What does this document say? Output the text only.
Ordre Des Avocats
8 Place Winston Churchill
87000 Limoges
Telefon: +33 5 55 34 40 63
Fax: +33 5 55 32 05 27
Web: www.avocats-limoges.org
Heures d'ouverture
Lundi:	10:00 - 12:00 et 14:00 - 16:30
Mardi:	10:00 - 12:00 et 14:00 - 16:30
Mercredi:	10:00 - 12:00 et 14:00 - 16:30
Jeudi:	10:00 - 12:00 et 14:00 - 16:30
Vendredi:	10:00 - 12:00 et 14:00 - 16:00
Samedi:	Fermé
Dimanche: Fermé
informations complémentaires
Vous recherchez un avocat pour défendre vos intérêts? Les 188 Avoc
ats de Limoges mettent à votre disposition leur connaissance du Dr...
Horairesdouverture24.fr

::::::::

**Directions**
Repeat all of the entries exactly.

**Written solution**
What does this document say? Output the text only.
Ordre Des Avocats
8 Place Winston Churchill
87000 Limoges
Telefon: +33 5 55 34 40 63
Fax: +33 5 55 32 05 27
Web: www.avocats-limoges.org
Heures d'ouverture
Lundi:	10:00 - 12:00 et 14:00 - 16:30
Mardi:	10:00 - 12:00 et 14:00 - 16:30
Mercredi:	10:00 - 12:00 et 14:00 - 16:30
Jeudi:	10:00 - 12:00 et 14:00 - 16:30
Vendredi:	10:00 - 12:00 et 14:00 - 16:00
Samedi:	Fermé
Dimanche: Fermé
informations complémentaires
Vous recherchez un avocat pour défendre vos intérêts? Les 188 Avoc
ats de Limoges mettent à votre disposition leur connaissance du Dr...
Horairesdouverture24.fr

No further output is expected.